TASK OBJECTIVE
Write out the records below word for word, leaving out the pictures.
DATA LINES start
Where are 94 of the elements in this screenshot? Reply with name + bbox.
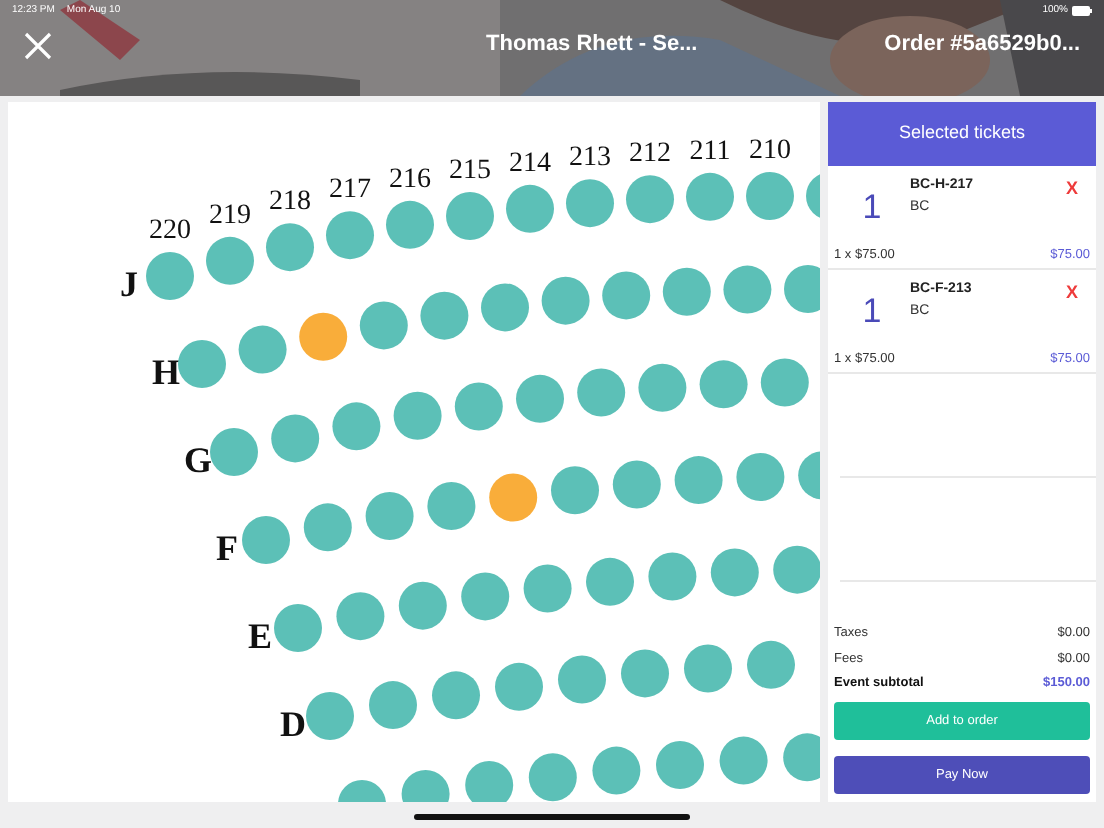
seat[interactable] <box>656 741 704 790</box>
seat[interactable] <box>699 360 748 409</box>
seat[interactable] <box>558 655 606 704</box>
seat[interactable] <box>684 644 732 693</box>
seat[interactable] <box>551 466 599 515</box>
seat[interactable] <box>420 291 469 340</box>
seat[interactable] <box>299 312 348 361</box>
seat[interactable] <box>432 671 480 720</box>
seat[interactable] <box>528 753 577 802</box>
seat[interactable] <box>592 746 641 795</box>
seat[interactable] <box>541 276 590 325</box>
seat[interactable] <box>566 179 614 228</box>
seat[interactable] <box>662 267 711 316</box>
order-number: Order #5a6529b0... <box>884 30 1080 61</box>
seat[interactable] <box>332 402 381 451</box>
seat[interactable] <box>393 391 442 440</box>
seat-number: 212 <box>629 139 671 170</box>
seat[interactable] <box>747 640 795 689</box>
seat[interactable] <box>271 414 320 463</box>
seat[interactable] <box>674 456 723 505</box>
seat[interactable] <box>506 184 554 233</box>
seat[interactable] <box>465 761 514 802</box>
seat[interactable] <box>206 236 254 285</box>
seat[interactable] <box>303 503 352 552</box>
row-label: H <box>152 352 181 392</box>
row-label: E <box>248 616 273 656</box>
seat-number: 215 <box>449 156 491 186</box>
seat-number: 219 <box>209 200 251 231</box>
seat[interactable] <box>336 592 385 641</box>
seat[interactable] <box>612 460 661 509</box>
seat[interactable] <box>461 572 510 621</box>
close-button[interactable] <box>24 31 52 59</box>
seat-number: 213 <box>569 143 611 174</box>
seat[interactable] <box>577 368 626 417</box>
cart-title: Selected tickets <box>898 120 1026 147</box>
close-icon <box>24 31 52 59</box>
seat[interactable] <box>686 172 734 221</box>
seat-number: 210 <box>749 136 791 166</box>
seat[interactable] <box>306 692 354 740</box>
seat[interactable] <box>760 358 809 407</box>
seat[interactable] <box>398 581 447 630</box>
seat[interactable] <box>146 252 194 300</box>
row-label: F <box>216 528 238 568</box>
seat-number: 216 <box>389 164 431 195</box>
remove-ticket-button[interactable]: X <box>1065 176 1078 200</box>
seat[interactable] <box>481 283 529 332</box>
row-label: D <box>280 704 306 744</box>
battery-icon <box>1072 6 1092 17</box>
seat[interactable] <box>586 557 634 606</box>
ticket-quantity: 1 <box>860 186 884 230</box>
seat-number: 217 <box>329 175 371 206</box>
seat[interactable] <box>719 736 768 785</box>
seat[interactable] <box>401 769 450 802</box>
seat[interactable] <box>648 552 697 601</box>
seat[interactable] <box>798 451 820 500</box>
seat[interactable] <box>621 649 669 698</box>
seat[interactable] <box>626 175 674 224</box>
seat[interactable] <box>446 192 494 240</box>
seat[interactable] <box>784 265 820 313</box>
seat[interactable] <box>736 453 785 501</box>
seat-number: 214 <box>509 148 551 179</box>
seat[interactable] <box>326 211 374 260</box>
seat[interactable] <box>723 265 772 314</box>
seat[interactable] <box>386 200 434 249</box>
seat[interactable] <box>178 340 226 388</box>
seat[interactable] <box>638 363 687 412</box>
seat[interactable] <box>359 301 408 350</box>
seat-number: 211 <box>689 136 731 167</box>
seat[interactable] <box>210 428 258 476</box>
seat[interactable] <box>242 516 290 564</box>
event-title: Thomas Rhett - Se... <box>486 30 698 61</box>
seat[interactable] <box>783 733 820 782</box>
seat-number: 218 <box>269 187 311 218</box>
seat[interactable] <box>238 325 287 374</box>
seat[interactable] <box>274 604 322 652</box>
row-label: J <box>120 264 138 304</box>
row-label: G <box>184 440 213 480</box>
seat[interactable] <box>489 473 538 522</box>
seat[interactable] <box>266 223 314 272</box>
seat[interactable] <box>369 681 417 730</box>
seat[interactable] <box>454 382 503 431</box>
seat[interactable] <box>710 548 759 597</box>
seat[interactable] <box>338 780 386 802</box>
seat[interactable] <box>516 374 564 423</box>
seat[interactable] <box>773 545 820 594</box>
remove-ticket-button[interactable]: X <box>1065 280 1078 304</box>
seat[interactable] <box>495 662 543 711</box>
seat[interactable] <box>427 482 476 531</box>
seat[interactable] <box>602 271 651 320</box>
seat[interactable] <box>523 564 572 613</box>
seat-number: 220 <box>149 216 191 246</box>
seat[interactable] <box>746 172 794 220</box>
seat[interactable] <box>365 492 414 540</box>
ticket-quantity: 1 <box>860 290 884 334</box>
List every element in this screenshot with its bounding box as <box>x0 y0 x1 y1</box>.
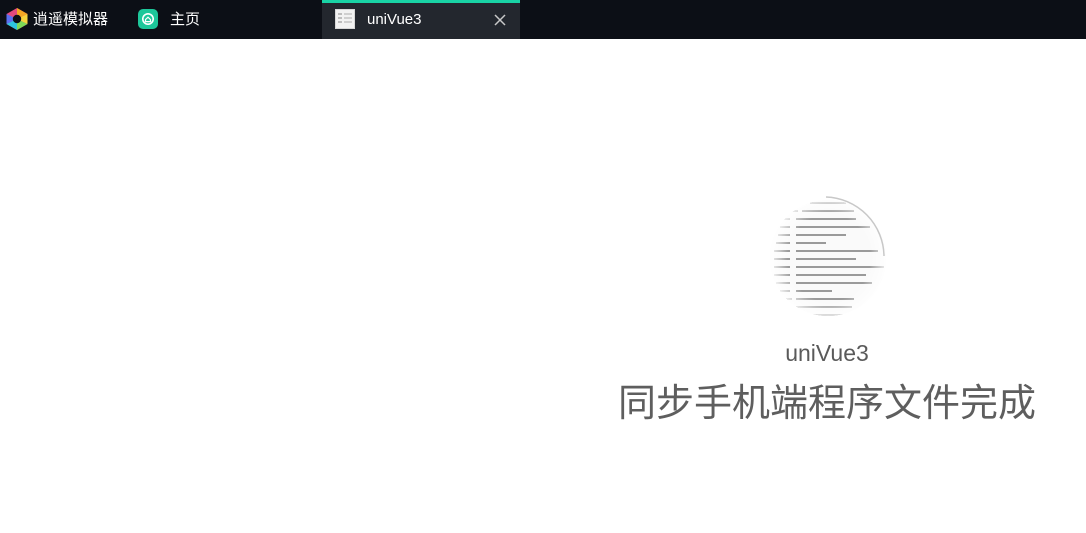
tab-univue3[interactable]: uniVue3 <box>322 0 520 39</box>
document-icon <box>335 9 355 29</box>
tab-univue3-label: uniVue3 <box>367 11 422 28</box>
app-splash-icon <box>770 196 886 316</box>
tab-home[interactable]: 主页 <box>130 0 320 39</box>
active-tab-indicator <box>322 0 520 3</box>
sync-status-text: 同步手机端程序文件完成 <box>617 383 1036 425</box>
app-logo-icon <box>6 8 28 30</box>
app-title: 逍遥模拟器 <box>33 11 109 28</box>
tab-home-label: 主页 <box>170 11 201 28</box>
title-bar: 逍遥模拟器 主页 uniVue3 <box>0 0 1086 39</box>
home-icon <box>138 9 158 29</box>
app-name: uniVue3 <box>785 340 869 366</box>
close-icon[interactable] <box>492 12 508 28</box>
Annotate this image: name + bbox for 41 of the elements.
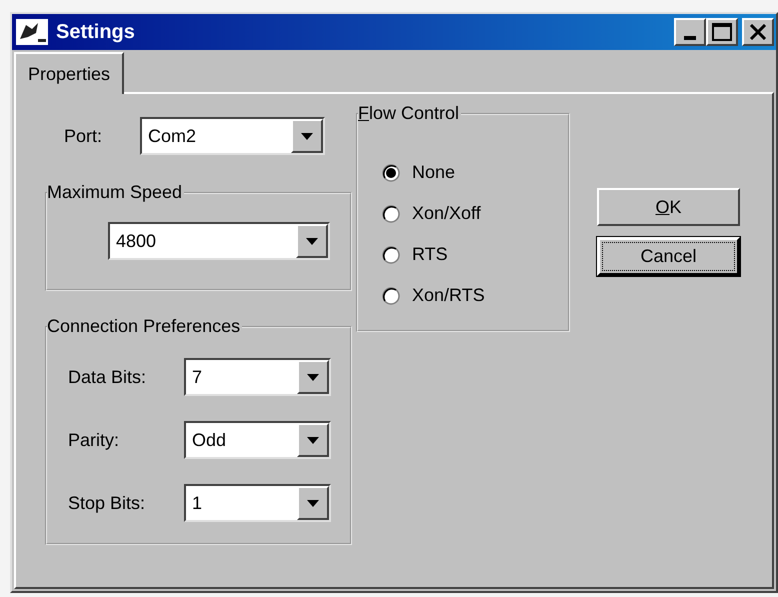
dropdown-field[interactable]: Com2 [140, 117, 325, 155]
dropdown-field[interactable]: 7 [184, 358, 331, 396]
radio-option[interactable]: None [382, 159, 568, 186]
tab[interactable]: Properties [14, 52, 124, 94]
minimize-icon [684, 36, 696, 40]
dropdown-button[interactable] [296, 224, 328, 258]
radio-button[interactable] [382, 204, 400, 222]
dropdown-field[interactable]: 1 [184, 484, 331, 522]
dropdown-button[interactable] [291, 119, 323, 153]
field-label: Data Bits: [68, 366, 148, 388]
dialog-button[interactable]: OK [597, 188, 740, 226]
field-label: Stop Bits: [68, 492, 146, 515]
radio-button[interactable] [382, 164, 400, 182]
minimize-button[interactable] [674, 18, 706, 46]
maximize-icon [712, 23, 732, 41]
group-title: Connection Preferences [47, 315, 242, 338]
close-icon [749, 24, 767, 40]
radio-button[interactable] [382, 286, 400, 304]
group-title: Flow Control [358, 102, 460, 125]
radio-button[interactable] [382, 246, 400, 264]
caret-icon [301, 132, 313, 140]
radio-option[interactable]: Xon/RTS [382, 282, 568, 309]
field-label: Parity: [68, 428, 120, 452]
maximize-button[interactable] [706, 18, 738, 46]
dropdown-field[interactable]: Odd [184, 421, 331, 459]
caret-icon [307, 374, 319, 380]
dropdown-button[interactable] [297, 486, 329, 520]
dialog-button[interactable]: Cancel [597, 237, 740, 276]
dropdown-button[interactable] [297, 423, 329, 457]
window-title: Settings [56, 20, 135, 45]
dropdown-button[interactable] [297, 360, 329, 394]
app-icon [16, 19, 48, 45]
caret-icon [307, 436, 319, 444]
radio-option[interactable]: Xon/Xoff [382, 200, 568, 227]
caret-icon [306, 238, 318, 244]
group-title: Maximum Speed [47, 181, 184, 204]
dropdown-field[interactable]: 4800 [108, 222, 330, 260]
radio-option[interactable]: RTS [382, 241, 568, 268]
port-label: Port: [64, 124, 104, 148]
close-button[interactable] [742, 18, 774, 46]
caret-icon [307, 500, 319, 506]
DATA LINES end
RESULT OF THIS TASK
Where are 94 of the elements in this screenshot? Reply with name + bbox.
seat[interactable] <box>656 741 704 790</box>
seat[interactable] <box>699 360 748 409</box>
seat[interactable] <box>558 655 606 704</box>
seat[interactable] <box>684 644 732 693</box>
seat[interactable] <box>551 466 599 515</box>
seat[interactable] <box>420 291 469 340</box>
seat[interactable] <box>299 312 348 361</box>
seat[interactable] <box>432 671 480 720</box>
seat[interactable] <box>528 753 577 802</box>
seat[interactable] <box>592 746 641 795</box>
seat[interactable] <box>541 276 590 325</box>
seat[interactable] <box>566 179 614 228</box>
seat[interactable] <box>662 267 711 316</box>
order-number: Order #5a6529b0... <box>884 30 1080 61</box>
seat[interactable] <box>332 402 381 451</box>
seat[interactable] <box>393 391 442 440</box>
seat-number: 212 <box>629 139 671 170</box>
seat[interactable] <box>747 640 795 689</box>
seat[interactable] <box>271 414 320 463</box>
seat[interactable] <box>674 456 723 505</box>
seat[interactable] <box>506 184 554 233</box>
seat[interactable] <box>465 761 514 802</box>
seat[interactable] <box>206 236 254 285</box>
seat[interactable] <box>303 503 352 552</box>
row-label: H <box>152 352 181 392</box>
row-label: E <box>248 616 273 656</box>
seat-number: 215 <box>449 156 491 186</box>
seat-number: 219 <box>209 200 251 231</box>
seat[interactable] <box>336 592 385 641</box>
seat[interactable] <box>612 460 661 509</box>
seat[interactable] <box>461 572 510 621</box>
close-button[interactable] <box>24 31 52 59</box>
seat-number: 213 <box>569 143 611 174</box>
seat[interactable] <box>577 368 626 417</box>
cart-title: Selected tickets <box>898 120 1026 147</box>
close-icon <box>24 31 52 59</box>
seat[interactable] <box>686 172 734 221</box>
seat-number: 210 <box>749 136 791 166</box>
seat[interactable] <box>306 692 354 740</box>
seat[interactable] <box>760 358 809 407</box>
seat[interactable] <box>398 581 447 630</box>
seat[interactable] <box>146 252 194 300</box>
row-label: F <box>216 528 238 568</box>
seat-number: 216 <box>389 164 431 195</box>
remove-ticket-button[interactable]: X <box>1065 176 1078 200</box>
seat[interactable] <box>481 283 529 332</box>
row-label: D <box>280 704 306 744</box>
battery-icon <box>1072 6 1092 17</box>
seat[interactable] <box>586 557 634 606</box>
ticket-quantity: 1 <box>860 186 884 230</box>
seat-number: 217 <box>329 175 371 206</box>
seat[interactable] <box>719 736 768 785</box>
seat[interactable] <box>401 769 450 802</box>
seat[interactable] <box>648 552 697 601</box>
seat[interactable] <box>798 451 820 500</box>
seat[interactable] <box>621 649 669 698</box>
seat[interactable] <box>626 175 674 224</box>
seat[interactable] <box>446 192 494 240</box>
seat[interactable] <box>784 265 820 313</box>
seat[interactable] <box>736 453 785 501</box>
seat-number: 214 <box>509 148 551 179</box>
seat[interactable] <box>326 211 374 260</box>
seat[interactable] <box>723 265 772 314</box>
seat[interactable] <box>386 200 434 249</box>
seat[interactable] <box>178 340 226 388</box>
seat[interactable] <box>638 363 687 412</box>
seat[interactable] <box>359 301 408 350</box>
seat-number: 211 <box>689 136 731 167</box>
seat[interactable] <box>210 428 258 476</box>
seat[interactable] <box>242 516 290 564</box>
event-title: Thomas Rhett - Se... <box>486 30 698 61</box>
seat[interactable] <box>783 733 820 782</box>
seat-number: 218 <box>269 187 311 218</box>
seat[interactable] <box>238 325 287 374</box>
seat[interactable] <box>274 604 322 652</box>
row-label: J <box>120 264 138 304</box>
row-label: G <box>184 440 213 480</box>
seat[interactable] <box>489 473 538 522</box>
seat[interactable] <box>266 223 314 272</box>
seat[interactable] <box>369 681 417 730</box>
seat[interactable] <box>454 382 503 431</box>
seat[interactable] <box>710 548 759 597</box>
seat[interactable] <box>338 780 386 802</box>
seat[interactable] <box>516 374 564 423</box>
seat[interactable] <box>773 545 820 594</box>
remove-ticket-button[interactable]: X <box>1065 280 1078 304</box>
seat[interactable] <box>495 662 543 711</box>
seat[interactable] <box>427 482 476 531</box>
seat[interactable] <box>602 271 651 320</box>
seat[interactable] <box>523 564 572 613</box>
seat-number: 220 <box>149 216 191 246</box>
seat[interactable] <box>746 172 794 220</box>
seat[interactable] <box>365 492 414 540</box>
ticket-quantity: 1 <box>860 290 884 334</box>
List every element in this screenshot with its bounding box as <box>x0 y0 x1 y1</box>.
tab-univue3[interactable]: uniVue3 <box>322 0 520 39</box>
document-icon <box>335 9 355 29</box>
tab-univue3-label: uniVue3 <box>367 11 422 28</box>
app-splash-icon <box>770 196 886 316</box>
tab-home[interactable]: 主页 <box>130 0 320 39</box>
active-tab-indicator <box>322 0 520 3</box>
sync-status-text: 同步手机端程序文件完成 <box>617 383 1036 425</box>
app-logo-icon <box>6 8 28 30</box>
app-title: 逍遥模拟器 <box>33 11 109 28</box>
tab-home-label: 主页 <box>170 11 201 28</box>
title-bar: 逍遥模拟器 主页 uniVue3 <box>0 0 1086 39</box>
home-icon <box>138 9 158 29</box>
app-name: uniVue3 <box>785 340 869 366</box>
close-icon[interactable] <box>492 12 508 28</box>
Annotate this image: name + bbox for 41 of the elements.
dropdown-field[interactable]: Com2 [140, 117, 325, 155]
dropdown-field[interactable]: 7 [184, 358, 331, 396]
radio-option[interactable]: None [382, 159, 568, 186]
tab[interactable]: Properties [14, 52, 124, 94]
minimize-icon [684, 36, 696, 40]
dropdown-button[interactable] [296, 224, 328, 258]
radio-button[interactable] [382, 204, 400, 222]
dropdown-field[interactable]: 1 [184, 484, 331, 522]
dropdown-button[interactable] [291, 119, 323, 153]
field-label: Data Bits: [68, 366, 148, 388]
dialog-button[interactable]: OK [597, 188, 740, 226]
field-label: Stop Bits: [68, 492, 146, 515]
radio-button[interactable] [382, 164, 400, 182]
minimize-button[interactable] [674, 18, 706, 46]
maximize-icon [712, 23, 732, 41]
group-title: Connection Preferences [47, 315, 242, 338]
close-icon [749, 24, 767, 40]
radio-button[interactable] [382, 286, 400, 304]
group-title: Flow Control [358, 102, 460, 125]
radio-button[interactable] [382, 246, 400, 264]
caret-icon [301, 132, 313, 140]
radio-option[interactable]: Xon/RTS [382, 282, 568, 309]
field-label: Parity: [68, 428, 120, 452]
maximize-button[interactable] [706, 18, 738, 46]
dropdown-field[interactable]: Odd [184, 421, 331, 459]
caret-icon [307, 374, 319, 380]
dropdown-button[interactable] [297, 486, 329, 520]
dialog-button[interactable]: Cancel [597, 237, 740, 276]
dropdown-button[interactable] [297, 423, 329, 457]
window-title: Settings [56, 20, 135, 45]
dropdown-button[interactable] [297, 360, 329, 394]
app-icon [16, 19, 48, 45]
caret-icon [307, 436, 319, 444]
radio-option[interactable]: Xon/Xoff [382, 200, 568, 227]
caret-icon [306, 238, 318, 244]
group-title: Maximum Speed [47, 181, 184, 204]
dropdown-field[interactable]: 4800 [108, 222, 330, 260]
radio-option[interactable]: RTS [382, 241, 568, 268]
port-label: Port: [64, 124, 104, 148]
close-button[interactable] [742, 18, 774, 46]
caret-icon [307, 500, 319, 506]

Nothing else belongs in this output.